### MATERIAL SHOWN ###

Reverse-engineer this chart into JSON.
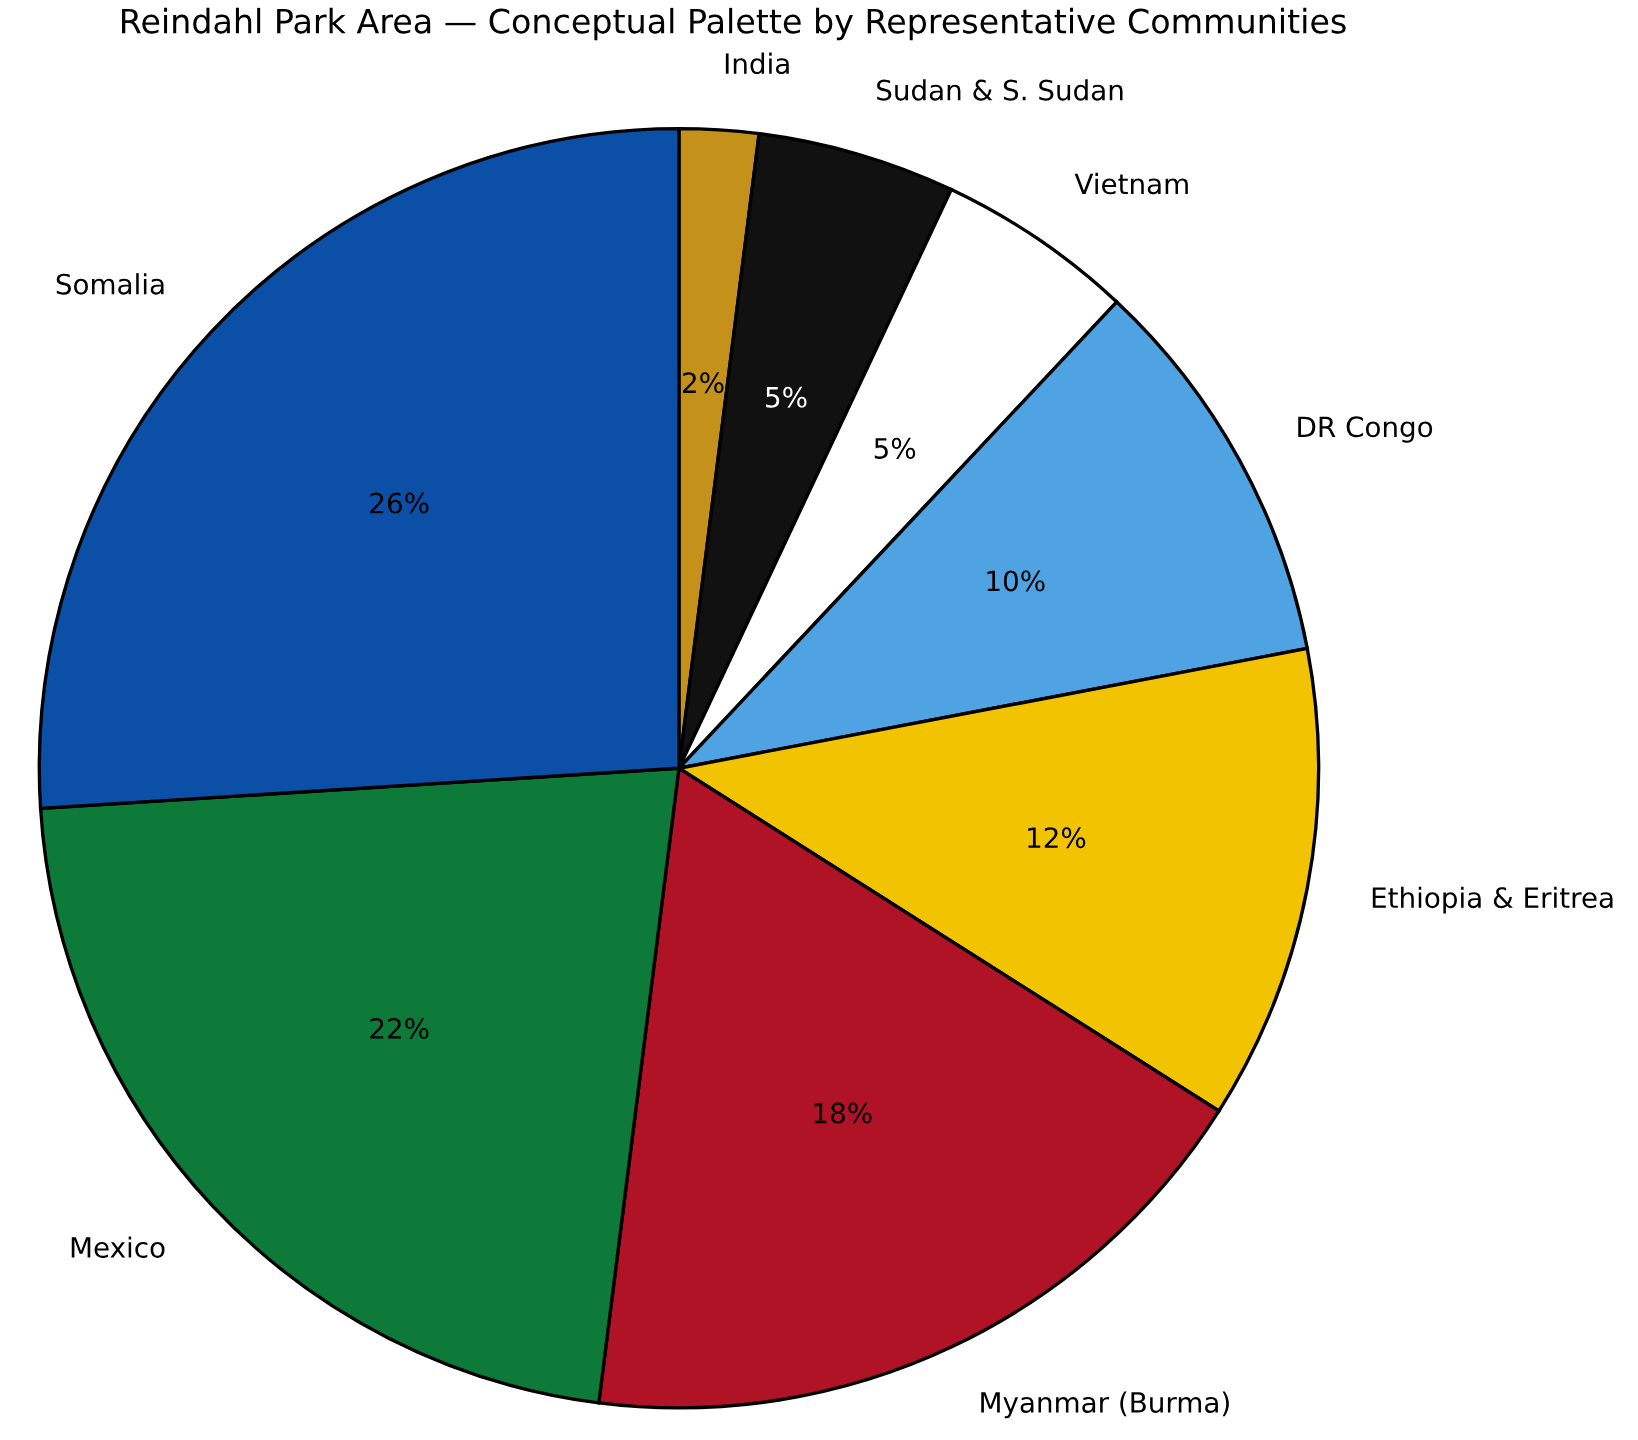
{
  "chart_data": {
    "type": "pie",
    "title": "Reindahl Park Area — Conceptual Palette by Representative Communities",
    "categories": [
      "India",
      "Sudan & S. Sudan",
      "Vietnam",
      "DR Congo",
      "Ethiopia & Eritrea",
      "Myanmar (Burma)",
      "Mexico",
      "Somalia"
    ],
    "values": [
      2,
      5,
      5,
      10,
      12,
      18,
      22,
      26
    ],
    "colors": [
      "#c4921a",
      "#111111",
      "#ffffff",
      "#4fa3e2",
      "#f2c300",
      "#b01226",
      "#0e7a3a",
      "#0c4fa6"
    ],
    "value_labels": [
      "2%",
      "5%",
      "5%",
      "10%",
      "12%",
      "18%",
      "22%",
      "26%"
    ],
    "legend": false
  }
}
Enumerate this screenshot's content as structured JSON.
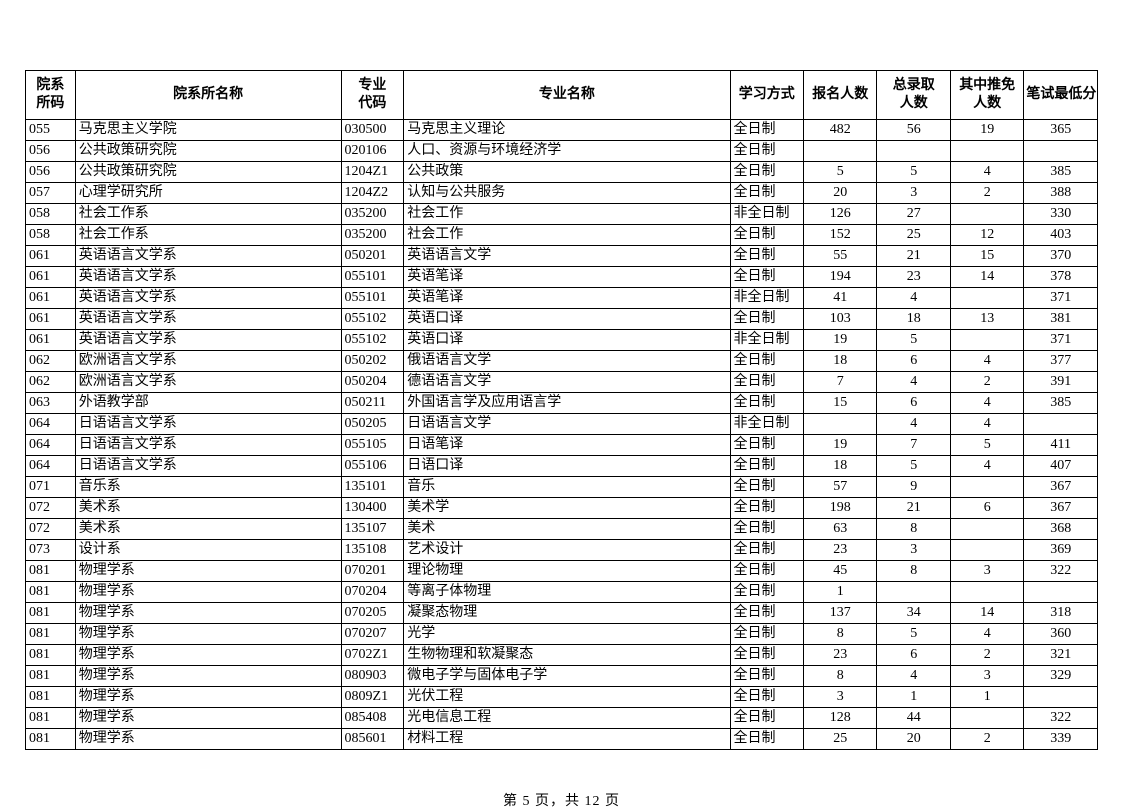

###

WHAT THIS TASK INVOLVES:
Above are records with pictures; repeat the records exactly and leave the pictures out.

FULL RESPONSE:
Reverse-engineer this chart into JSON.
{
  "chart_data": {
    "type": "pie",
    "title": "Reindahl Park Area — Conceptual Palette by Representative Communities",
    "categories": [
      "India",
      "Sudan & S. Sudan",
      "Vietnam",
      "DR Congo",
      "Ethiopia & Eritrea",
      "Myanmar (Burma)",
      "Mexico",
      "Somalia"
    ],
    "values": [
      2,
      5,
      5,
      10,
      12,
      18,
      22,
      26
    ],
    "colors": [
      "#c4921a",
      "#111111",
      "#ffffff",
      "#4fa3e2",
      "#f2c300",
      "#b01226",
      "#0e7a3a",
      "#0c4fa6"
    ],
    "value_labels": [
      "2%",
      "5%",
      "5%",
      "10%",
      "12%",
      "18%",
      "22%",
      "26%"
    ],
    "legend": false
  }
}
Enumerate this screenshot's content as structured JSON.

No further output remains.